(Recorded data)
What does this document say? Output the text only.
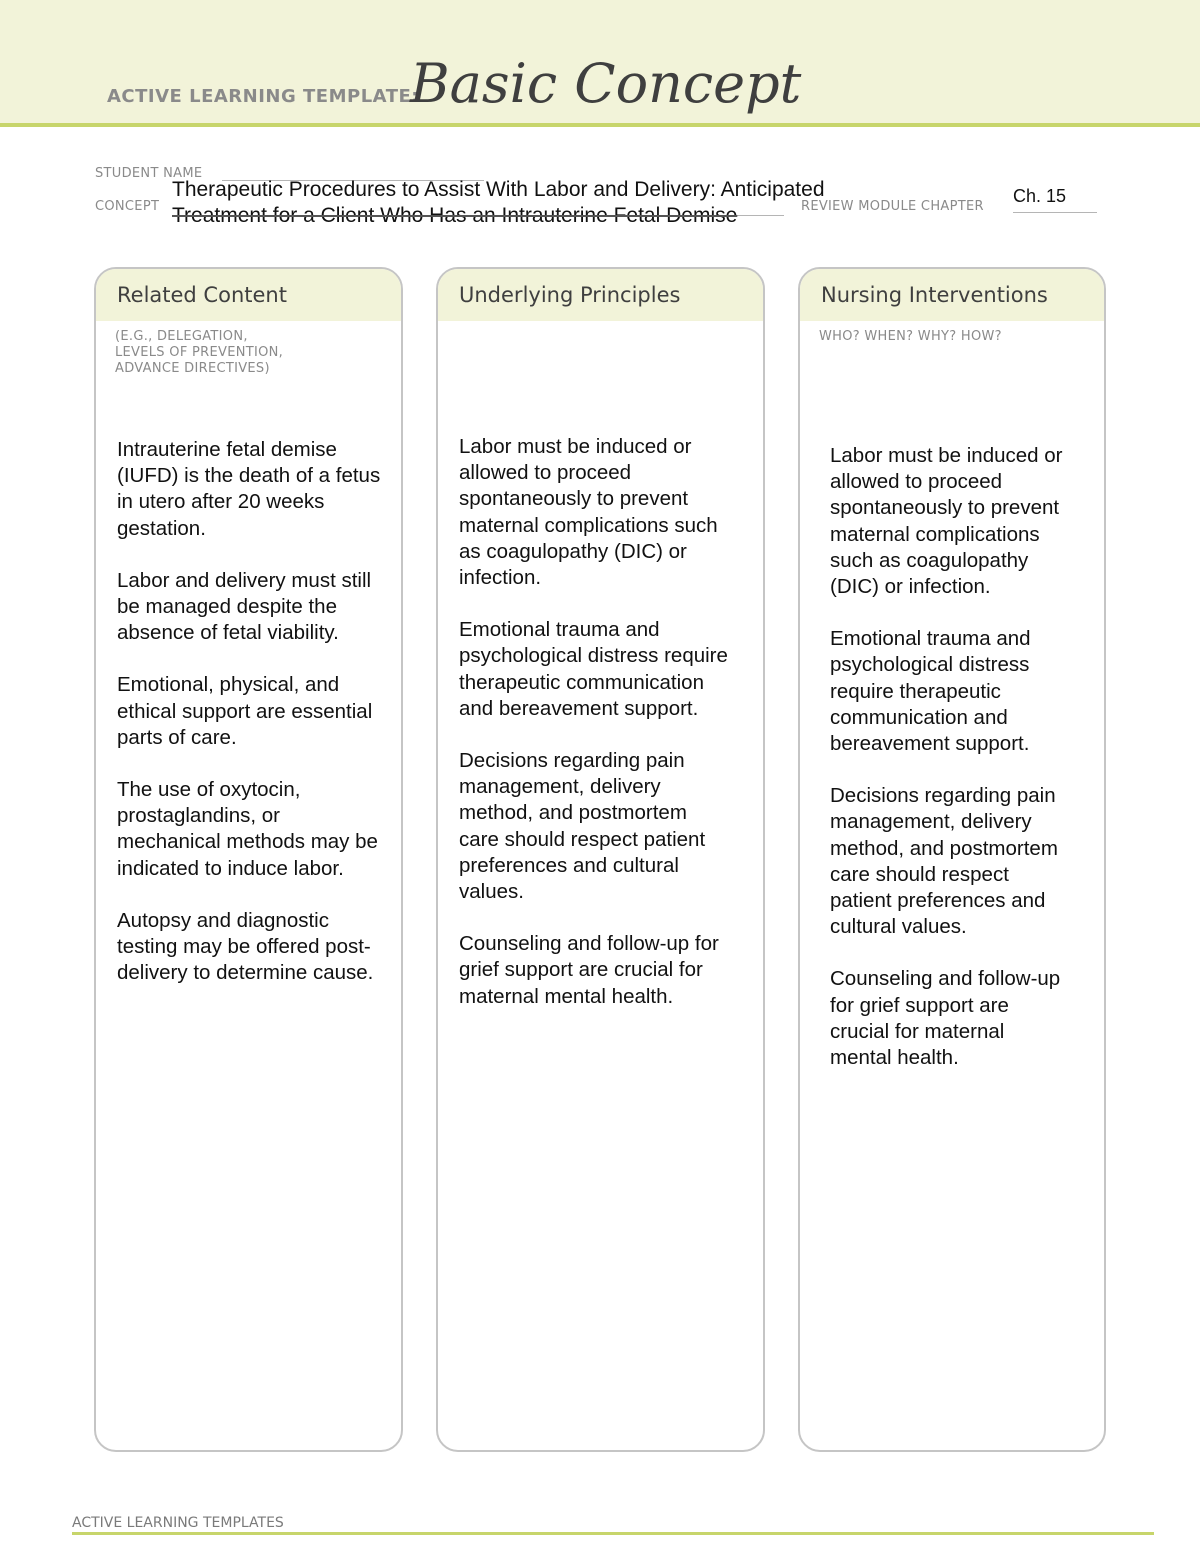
ACTIVE LEARNING TEMPLATE:
Basic Concept
STUDENT NAME
CONCEPT
Therapeutic Procedures to Assist With Labor and Delivery: Anticipated
Treatment for a Client Who Has an Intrauterine Fetal Demise	REVIEW MODULE CHAPTER
Ch. 15
Related Content
(E.G., DELEGATION,
LEVELS OF PREVENTION,
ADVANCE DIRECTIVES)

Intrauterine fetal demise (IUFD) is the death of a fetus in utero after 20 weeks gestation.

Labor and delivery must still be managed despite the absence of fetal viability.

Emotional, physical, and ethical support are essential parts of care.

The use of oxytocin, prostaglandins, or mechanical methods may be indicated to induce labor.

Autopsy and diagnostic testing may be offered post-delivery to determine cause.

Underlying Principles

Labor must be induced or allowed to proceed spontaneously to prevent maternal complications such as coagulopathy (DIC) or infection.

Emotional trauma and psychological distress require therapeutic communication and bereavement support.

Decisions regarding pain management, delivery method, and postmortem care should respect patient preferences and cultural values.

Counseling and follow-up for grief support are crucial for maternal mental health.

Nursing Interventions
WHO? WHEN? WHY? HOW?

Labor must be induced or allowed to proceed spontaneously to prevent maternal complications such as coagulopathy (DIC) or infection.

Emotional trauma and psychological distress require therapeutic communication and bereavement support.

Decisions regarding pain management, delivery method, and postmortem care should respect patient preferences and cultural values.

Counseling and follow-up for grief support are crucial for maternal mental health.

ACTIVE LEARNING TEMPLATES
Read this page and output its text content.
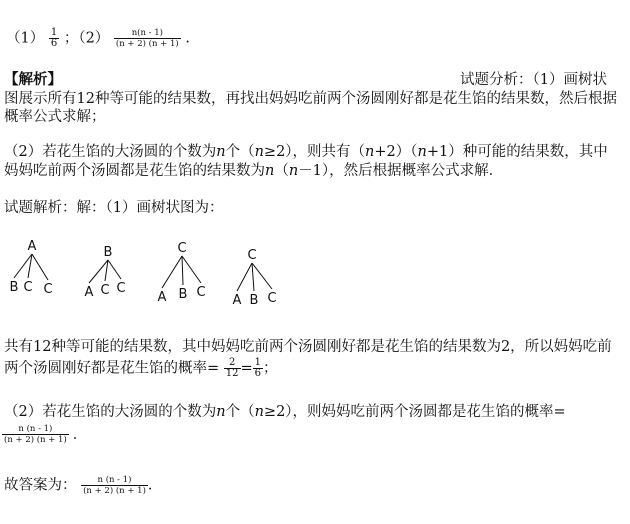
$(1) \frac{1}{6}$ ；$(2) \frac{n(n - 1)}{(n + 2) (n + 1)}$ .
【解析】	试题分析：（1）画树状
图展示所有12种等可能的结果数，再找出妈妈吃前两个汤圆刚好都是花生馅的结果数，然后根据
概率公式求解；
（2）若花生馅的大汤圆的个数为n个（n≥2），则共有（n+2）（n+1）种可能的结果数，其中
妈妈吃前两个汤圆都是花生馅的结果数为n（n－1），然后根据概率公式求解．
试题解析：解：（1）画树状图为：
A
B C C
B
A C C
C
A B C
C
A B C
共有12种等可能的结果数，其中妈妈吃前两个汤圆刚好都是花生馅的结果数为2，所以妈妈吃前
两个汤圆刚好都是花生馅的概率= $\frac{2}{12} = \frac{1}{6}$ ；
（2）若花生馅的大汤圆的个数为n个（n≥2），则妈妈吃前两个汤圆都是花生馅的概率=
$\frac{n (n - 1)}{(n + 2) (n + 1)}$ ．
故答案为： $\frac{n (n - 1)}{(n + 2) (n + 1)}$ ．
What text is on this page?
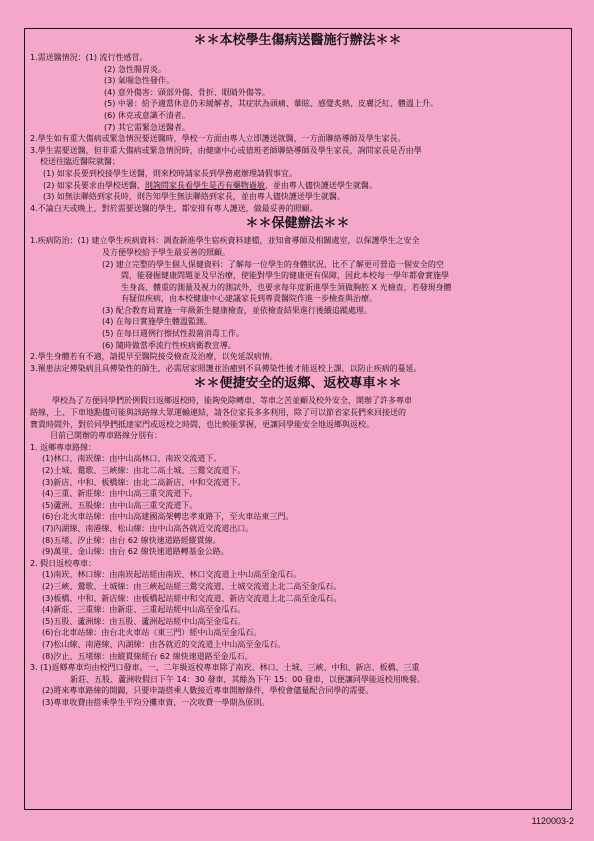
＊＊本校學生傷病送醫施行辦法＊＊
1.需送醫情況：(1) 流行性感冒。
(2) 急性腸胃炎。
(3) 氣喘急性發作。
(4) 意外傷害：頭部外傷、骨折、眼睛外傷等。
(5) 中暑：給予適當休息仍未緩解者，其症狀為頭痛、暈眩、感覺炙熱、皮膚泛紅、體溫上升。
(6) 休克或意識不清者。
(7) 其它需緊急送醫者。
2.學生如有重大傷病或緊急情況要送醫時，學校一方面由專人立即護送就醫，一方面聯絡導師及學生家長。
3.學生需要送醫，但非重大傷病或緊急情況時，由健康中心或值班老師聯絡導師及學生家長，詢問家長是否由學
校送往臨近醫院就醫；
(1) 如家長要到校接學生送醫，則來校時請家長到學務處辦理請假事宜。
(2) 如家長要求由學校送醫，則詢問家長看學生是否有藥物過敏，並由專人儘快護送學生就醫。
(3) 如無法聯絡到家長時，則告知學生無法聯絡到家長，並由專人儘快護送學生就醫。
4.不論白天或晚上，對於需要送醫的學生，都安排有專人護送，做最妥善的照顧。
＊＊保健辦法＊＊
1.疾病防治：(1) 建立學生疾病資料：調查新進學生宿疾資料建檔，並知會導師及相關處室，以保護學生之安全
及方便學校給予學生最妥善的照顧。
(2) 建立完整的學生個人保健資料：了解每一位學生的身體狀況，比不了解更可營造一個安全的空
間，能發掘健康問題並及早治療，使能對學生的健康更有保障，因此本校每一學年都會實施學
生身高、體重的測量及視力的測試外，也要求每年度新進學生須做胸腔 X 光檢查，若發現身體
有疑似疾病，由本校健康中心建議家長到專責醫院作進一步檢查與治療。
(3) 配合教育局實施一年級新生健康檢查，並依檢查結果進行後續追蹤處理。
(4) 在每日實施學生體溫監測。
(5) 在每日週例行擦拭性殺菌消毒工作。
(6) 隨時做當季流行性疾病衛教宣導。
2.學生身體若有不適，請提早至醫院接受檢查及治療，以免延誤病情。
3.罹患法定傳染病且具傳染性的師生，必需居家照護並治癒到不具傳染性後才能返校上課，以防止疾病的蔓延。
＊＊便捷安全的返鄉、返校專車＊＊
學校為了方便同學們於例假日返鄉返校時，能夠免除轉車、等車之苦並顧及校外安全，開辦了許多專車
路線，上、下車地點儘可能與該路線大眾運輸連結，請各位家長多多利用，除了可以節省家長們來回接送的
寶貴時間外，對於同學們抵達家門或返校之時間，也比較能掌握，更讓同學能安全地返鄉與返校。
目前已開辦的專車路線分別有：
1. 返鄉專車路線：
(1)林口、南崁線：由中山高林口、南崁交流道下。
(2)土城、鶯歌、三峽線：由北二高土城、三鶯交流道下。
(3)新店、中和、板橋線：由北二高新店、中和交流道下。
(4)三重、新莊線：由中山高三重交流道下。
(5)蘆洲、五股線：由中山高三重交流道下。
(6)台北火車站線：由中山高建國高架轉忠孝東路下，至火車站東三門。
(7)內湖線、南港線、松山線：由中山高各就近交流道出口。
(8)五堵、汐止線：由台 62 線快速道路經縱貫線。
(9)萬里、金山線：由台 62 線快速道路轉基金公路。
2. 假日返校專車：
(1)南崁、林口線：由南崁起站經由南崁、林口交流道上中山高至金瓜石。
(2)三峽、鶯歌、土城線：由三峽起站經三鶯交流道、土城交流道上北二高至金瓜石。
(3)板橋、中和、新店線：由板橋起站經中和交流道、新店交流道上北二高至金瓜石。
(4)新莊、三重線：由新莊、三重起站經中山高至金瓜石。
(5)五股、蘆洲線：由五股、蘆洲起站經中山高至金瓜石。
(6)台北車站線：由台北火車站（東三門）經中山高至金瓜石。
(7)松山線、南港線、內湖線：由各就近的交流道上中山高至金瓜石。
(8)汐止、五堵線：由縱貫線經台 62 線快速道路至金瓜石。
3. (1)返鄉專車均由校門口發車。一、二年級返校專車除了南崁、林口、土城、三峽、中和、新店、板橋、三重
新莊、五股、蘆洲收假日下午 14：30 發車，其餘為下午 15：00 發車，以便讓同學能返校用晚餐。
(2)將來專車路線的開闢，只要申請搭乘人數接近專車開辦條件，學校會儘量配合同學的需要。
(3)專車收費由搭乘學生平均分攤車資，一次收費一學期為原則。
1120003-2
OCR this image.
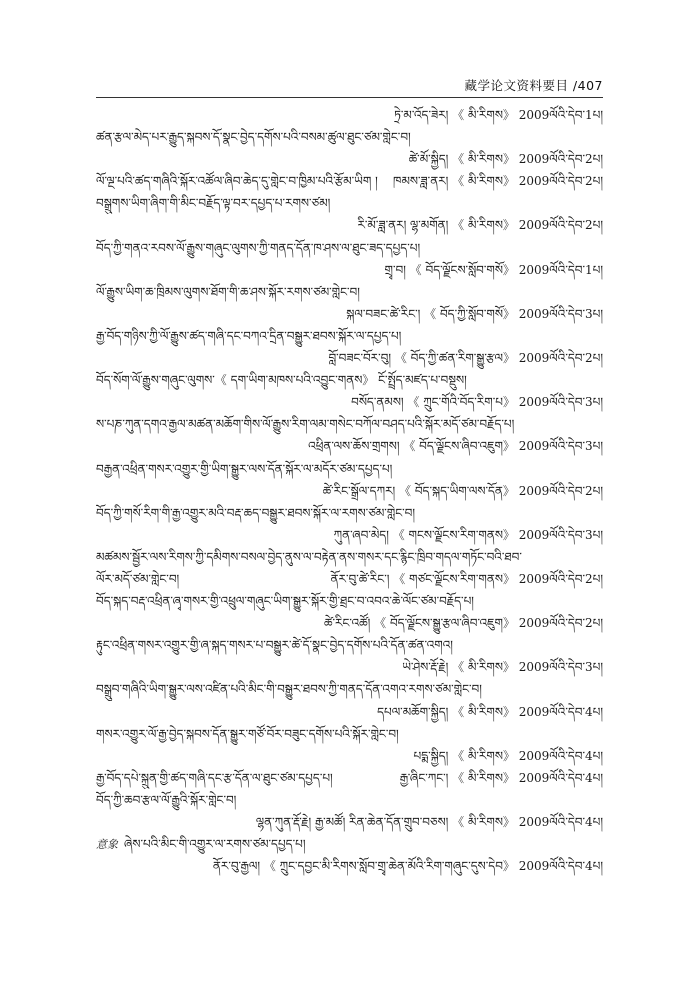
藏学论文资料要目 /407
ཏྲེ་མ་འོད་ཟེར། 《 མི་རིགས》 2009ལོའི་དེབ་1པ།
ཚན་རྩལ་མེད་པར་རྒྱུད་སྐབས་དོ་སྣང་བྱེད་དགོས་པའི་བསམ་ཚུལ་ཐུང་ཙམ་གླེང་བ།
ཚེ་མོ་སྐྱིད། 《 མི་རིགས》 2009ལོའི་དེབ་2པ།
ལོ་ལྔ་པའི་ཚད་གཞིའི་སྐོར་འཚོལ་ཞིབ་ཆེད་དུ་གླེང་བ་ཁྱིམ་པའི་རྩོམ་ཡིག ། ཁམས་ཟླ་ནར། 《 མི་རིགས》 2009ལོའི་དེབ་2པ།
བསྒྲུགས་ཡིག་ཞིག་གི་མིང་བརྗོད་ལྟ་བར་དཔྱད་པ་རགས་ཙམ།
རི་མོ་ཟླ་ནར། ལྷ་མགོན། 《 མི་རིགས》 2009ལོའི་དེབ་2པ།
བོད་ཀྱི་གནའ་རབས་ལོ་རྒྱུས་གཞུང་ལུགས་ཀྱི་གནད་དོན་ཁ་ཤས་ལ་ཐུང་ཟད་དཔྱད་པ།
གྲྭ་བ། 《 བོད་ལྗོངས་སློབ་གསོ》 2009ལོའི་དེབ་1པ།
ལོ་རྒྱུས་ཡིག་ཆ་ཁྲིམས་ལུགས་ཐོག་གི་ཆ་ཤས་སྐོར་རགས་ཙམ་གླེང་བ།
སྐལ་བཟང་ཚེ་རིང་། 《 བོད་ཀྱི་སློབ་གསོ》 2009ལོའི་དེབ་3པ།
རྒྱ་བོད་གཉིས་ཀྱི་ལོ་རྒྱུས་ཚད་གཞི་དང་བཀའ་དྲིན་བསྒྱུར་ཐབས་སྐོར་ལ་དཔྱད་པ།
བློ་བཟང་བོར་བུ། 《 བོད་ཀྱི་ཚན་རིག་སྒྱུ་རྩལ》 2009ལོའི་དེབ་2པ།
བོད་སོག་ལོ་རྒྱུས་གཞུང་ལུགས་《 དག་ཡིག་མཁས་པའི་འབྱུང་གནས》 ངོ་སྤྲོད་མཛད་པ་བསྡུས།
བསོད་ནམས། 《 ཀྲུང་གོའི་བོད་རིག་པ》 2009ལོའི་དེབ་3པ།
ས་པཎ་ཀུན་དགའ་རྒྱལ་མཚན་མཆོག་གིས་ལོ་རྒྱུས་རིག་ལམ་གསེང་བཀོལ་བཤད་པའི་སྐོར་མདོ་ཙམ་བརྗོད་པ།
འཕྲིན་ལས་ཆོས་གྲགས། 《 བོད་ལྗོངས་ཞིབ་འཇུག》 2009ལོའི་དེབ་3པ།
བརྒྱན་འཕྲིན་གསར་འགྱུར་གྱི་ཡིག་སྒྱུར་ལས་དོན་སྐོར་ལ་མདོར་ཙམ་དཔྱད་པ།
ཚེ་རིང་སྒྲོལ་དཀར། 《 བོད་སྐད་ཡིག་ལས་དོན》 2009ལོའི་དེབ་2པ།
བོད་ཀྱི་གསོ་རིག་གི་རྒྱ་འགྱུར་མའི་བརྡ་ཆད་བསྒྱུར་ཐབས་སྐོར་ལ་རགས་ཙམ་གླེང་བ།
ཀུན་ཞབ་མེད། 《 གངས་ལྗོངས་རིག་གནས》 2009ལོའི་དེབ་3པ།
མཚམས་སྦྱོར་ལས་རིགས་ཀྱི་དམིགས་བསལ་བྱེད་ནུས་ལ་བརྟེན་ནས་གསར་དང་རྙིང་ཁྲིབ་གདལ་གཏོང་བའི་ཐབ་
ལོར་མདོ་ཙམ་གླེང་བ།	ནོར་བུ་ཚེ་རིང་། 《 གཙང་ལྗོངས་རིག་གནས》 2009ལོའི་དེབ་2པ།
བོད་སྐད་བརྡ་འཕྲིན་ཞྭ་གསར་གྱི་འཕྲུལ་གཞུང་ཡིག་སྒྱུར་སྐོར་གྱི་ཐྲང་བ་འབའ་ཆེ་ལོང་ཙམ་བརྗོད་པ།
ཚེ་རིང་འཚོ། 《 བོད་ལྗོངས་སྒྱུ་རྩལ་ཞིབ་འཇུག》 2009ལོའི་དེབ་2པ།
རྟུང་འཕྲིན་གསར་འགྱུར་གྱི་ཞ་སྐད་གསར་པ་བསྒྱུར་ཚེ་དོ་སྣང་བྱེད་དགོས་པའི་དོན་ཚན་འགའ།
ཡེ་ཤེས་རྡོ་རྗེ། 《 མི་རིགས》 2009ལོའི་དེབ་3པ།
བསྒྲུབ་གཞིའི་ཡིག་སྒྱུར་ལས་འཛིན་པའི་མིང་གི་བསྒྱུར་ཐབས་ཀྱི་གནད་དོན་འགའ་རགས་ཙམ་གླེང་བ།
དཔལ་མཆོག་སྐྱིད། 《 མི་རིགས》 2009ལོའི་དེབ་4པ།
གསར་འགྱུར་ལོ་རྒྱ་བྱེད་སྐབས་དོན་སྒྱུར་གཙོ་བོར་བཟུང་དགོས་པའི་སྐོར་གླེང་བ།
པདྨ་སྐྱིད། 《 མི་རིགས》 2009ལོའི་དེབ་4པ།
རྒྱ་བོད་དཔེ་སྐྲུན་གྱི་ཚད་གཞི་དང་རྩ་དོན་ལ་ཐུང་ཙམ་དཔྱད་པ།	རྒྱ་ཞིང་ཀང་། 《 མི་རིགས》 2009ལོའི་དེབ་4པ།
བོད་ཀྱི་ཆབ་རྩལ་ལོ་རྒྱུའི་སྐོར་གླེང་བ།
ལྷན་ཀུན་རྡོ་རྗེ། རྒྱ་མཚོ། རིན་ཆེན་དོན་གྲུབ་བཅས། 《 མི་རིགས》 2009ལོའི་དེབ་4པ།
意象 ཞེས་པའི་མིང་གི་འགྱུར་ལ་རགས་ཙམ་དཔྱད་པ།
ནོར་བུ་རྒྱལ། 《 ཀྲུང་དབྱང་མི་རིགས་སློབ་གྲྭ་ཆེན་མོའི་རིག་གཞུང་དུས་དེབ》 2009ལོའི་དེབ་4པ།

▶ **AIM**:
Scan the listing above and copy all lines containing the word "由中山高三重交流道下".

▶ **TASK ANSWER**:
(4)三重、新莊線：由中山高三重交流道下。
(5)蘆洲、五股線：由中山高三重交流道下。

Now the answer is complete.